* **GOAL OF THE EXERCISE**
Carry none of the pictures over; write out the complete data exactly.

(Collected data)
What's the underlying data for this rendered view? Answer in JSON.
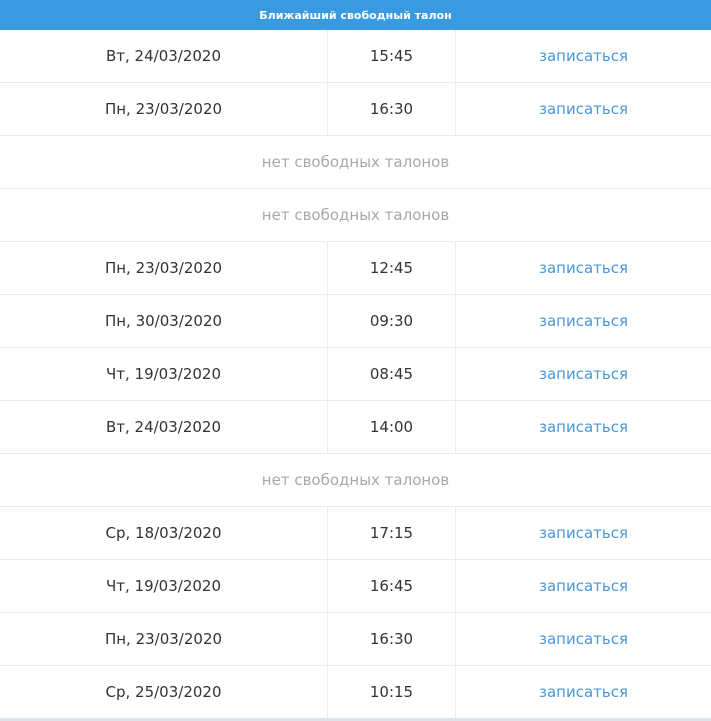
{
  "header": {
    "title": "Ближайший свободный талон"
  },
  "rows": [
    {
      "type": "slot",
      "date": "Вт, 24/03/2020",
      "time": "15:45",
      "action": "записаться"
    },
    {
      "type": "slot",
      "date": "Пн, 23/03/2020",
      "time": "16:30",
      "action": "записаться"
    },
    {
      "type": "empty",
      "text": "нет свободных талонов"
    },
    {
      "type": "empty",
      "text": "нет свободных талонов"
    },
    {
      "type": "slot",
      "date": "Пн, 23/03/2020",
      "time": "12:45",
      "action": "записаться"
    },
    {
      "type": "slot",
      "date": "Пн, 30/03/2020",
      "time": "09:30",
      "action": "записаться"
    },
    {
      "type": "slot",
      "date": "Чт, 19/03/2020",
      "time": "08:45",
      "action": "записаться"
    },
    {
      "type": "slot",
      "date": "Вт, 24/03/2020",
      "time": "14:00",
      "action": "записаться"
    },
    {
      "type": "empty",
      "text": "нет свободных талонов"
    },
    {
      "type": "slot",
      "date": "Ср, 18/03/2020",
      "time": "17:15",
      "action": "записаться"
    },
    {
      "type": "slot",
      "date": "Чт, 19/03/2020",
      "time": "16:45",
      "action": "записаться"
    },
    {
      "type": "slot",
      "date": "Пн, 23/03/2020",
      "time": "16:30",
      "action": "записаться"
    },
    {
      "type": "slot",
      "date": "Ср, 25/03/2020",
      "time": "10:15",
      "action": "записаться"
    }
  ],
  "colors": {
    "header_bg": "#3a9ae0",
    "link": "#4a97d8",
    "muted": "#a8a8a8",
    "text": "#333333"
  }
}
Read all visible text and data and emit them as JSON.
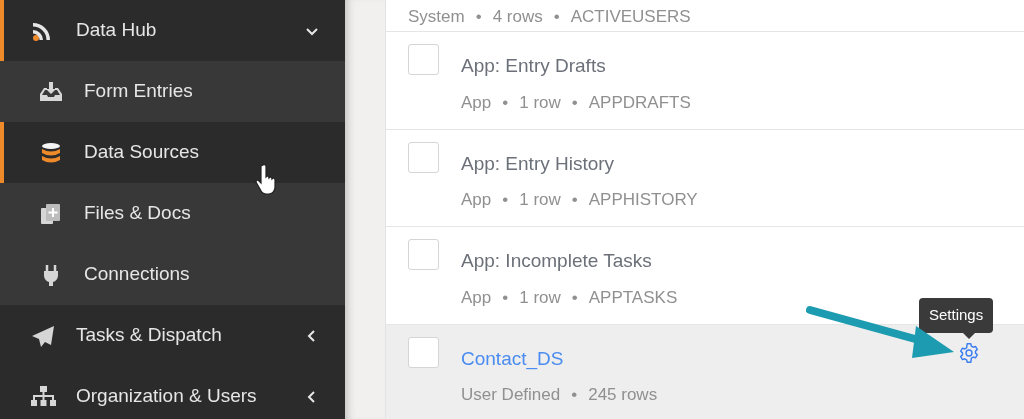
{
  "sidebar": {
    "items": [
      {
        "label": "Data Hub",
        "kind": "rss",
        "active": true,
        "expanded": true,
        "children": [
          {
            "label": "Form Entries",
            "kind": "inbox",
            "selected": false
          },
          {
            "label": "Data Sources",
            "kind": "database",
            "selected": true
          },
          {
            "label": "Files & Docs",
            "kind": "files",
            "selected": false
          },
          {
            "label": "Connections",
            "kind": "plug",
            "selected": false
          }
        ]
      },
      {
        "label": "Tasks & Dispatch",
        "kind": "plane",
        "active": false,
        "expanded": false
      },
      {
        "label": "Organization & Users",
        "kind": "sitemap",
        "active": false,
        "expanded": false
      }
    ]
  },
  "separator": "•",
  "data_sources": [
    {
      "meta": [
        "System",
        "4 rows",
        "ACTIVEUSERS"
      ],
      "highlighted": false
    },
    {
      "title": "App: Entry Drafts",
      "meta": [
        "App",
        "1 row",
        "APPDRAFTS"
      ],
      "checked": false,
      "kind": "app",
      "highlighted": false
    },
    {
      "title": "App: Entry History",
      "meta": [
        "App",
        "1 row",
        "APPHISTORY"
      ],
      "checked": false,
      "kind": "app",
      "highlighted": false
    },
    {
      "title": "App: Incomplete Tasks",
      "meta": [
        "App",
        "1 row",
        "APPTASKS"
      ],
      "checked": false,
      "kind": "app",
      "highlighted": false
    },
    {
      "title": "Contact_DS",
      "meta": [
        "User Defined",
        "245 rows"
      ],
      "checked": false,
      "kind": "user",
      "highlighted": true
    }
  ],
  "tooltip": {
    "text": "Settings"
  }
}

* **SOLUTION TO THIS EXERCISE**
What's the underlying data for this rendered view? Answer in JSON.
{
  "header": {
    "title": "Ближайший свободный талон"
  },
  "rows": [
    {
      "type": "slot",
      "date": "Вт, 24/03/2020",
      "time": "15:45",
      "action": "записаться"
    },
    {
      "type": "slot",
      "date": "Пн, 23/03/2020",
      "time": "16:30",
      "action": "записаться"
    },
    {
      "type": "empty",
      "text": "нет свободных талонов"
    },
    {
      "type": "empty",
      "text": "нет свободных талонов"
    },
    {
      "type": "slot",
      "date": "Пн, 23/03/2020",
      "time": "12:45",
      "action": "записаться"
    },
    {
      "type": "slot",
      "date": "Пн, 30/03/2020",
      "time": "09:30",
      "action": "записаться"
    },
    {
      "type": "slot",
      "date": "Чт, 19/03/2020",
      "time": "08:45",
      "action": "записаться"
    },
    {
      "type": "slot",
      "date": "Вт, 24/03/2020",
      "time": "14:00",
      "action": "записаться"
    },
    {
      "type": "empty",
      "text": "нет свободных талонов"
    },
    {
      "type": "slot",
      "date": "Ср, 18/03/2020",
      "time": "17:15",
      "action": "записаться"
    },
    {
      "type": "slot",
      "date": "Чт, 19/03/2020",
      "time": "16:45",
      "action": "записаться"
    },
    {
      "type": "slot",
      "date": "Пн, 23/03/2020",
      "time": "16:30",
      "action": "записаться"
    },
    {
      "type": "slot",
      "date": "Ср, 25/03/2020",
      "time": "10:15",
      "action": "записаться"
    }
  ],
  "colors": {
    "header_bg": "#3a9ae0",
    "link": "#4a97d8",
    "muted": "#a8a8a8",
    "text": "#333333"
  }
}
Read all visible text and data and emit them as JSON.
{
  "sidebar": {
    "items": [
      {
        "label": "Data Hub",
        "kind": "rss",
        "active": true,
        "expanded": true,
        "children": [
          {
            "label": "Form Entries",
            "kind": "inbox",
            "selected": false
          },
          {
            "label": "Data Sources",
            "kind": "database",
            "selected": true
          },
          {
            "label": "Files & Docs",
            "kind": "files",
            "selected": false
          },
          {
            "label": "Connections",
            "kind": "plug",
            "selected": false
          }
        ]
      },
      {
        "label": "Tasks & Dispatch",
        "kind": "plane",
        "active": false,
        "expanded": false
      },
      {
        "label": "Organization & Users",
        "kind": "sitemap",
        "active": false,
        "expanded": false
      }
    ]
  },
  "separator": "•",
  "data_sources": [
    {
      "meta": [
        "System",
        "4 rows",
        "ACTIVEUSERS"
      ],
      "highlighted": false
    },
    {
      "title": "App: Entry Drafts",
      "meta": [
        "App",
        "1 row",
        "APPDRAFTS"
      ],
      "checked": false,
      "kind": "app",
      "highlighted": false
    },
    {
      "title": "App: Entry History",
      "meta": [
        "App",
        "1 row",
        "APPHISTORY"
      ],
      "checked": false,
      "kind": "app",
      "highlighted": false
    },
    {
      "title": "App: Incomplete Tasks",
      "meta": [
        "App",
        "1 row",
        "APPTASKS"
      ],
      "checked": false,
      "kind": "app",
      "highlighted": false
    },
    {
      "title": "Contact_DS",
      "meta": [
        "User Defined",
        "245 rows"
      ],
      "checked": false,
      "kind": "user",
      "highlighted": true
    }
  ],
  "tooltip": {
    "text": "Settings"
  }
}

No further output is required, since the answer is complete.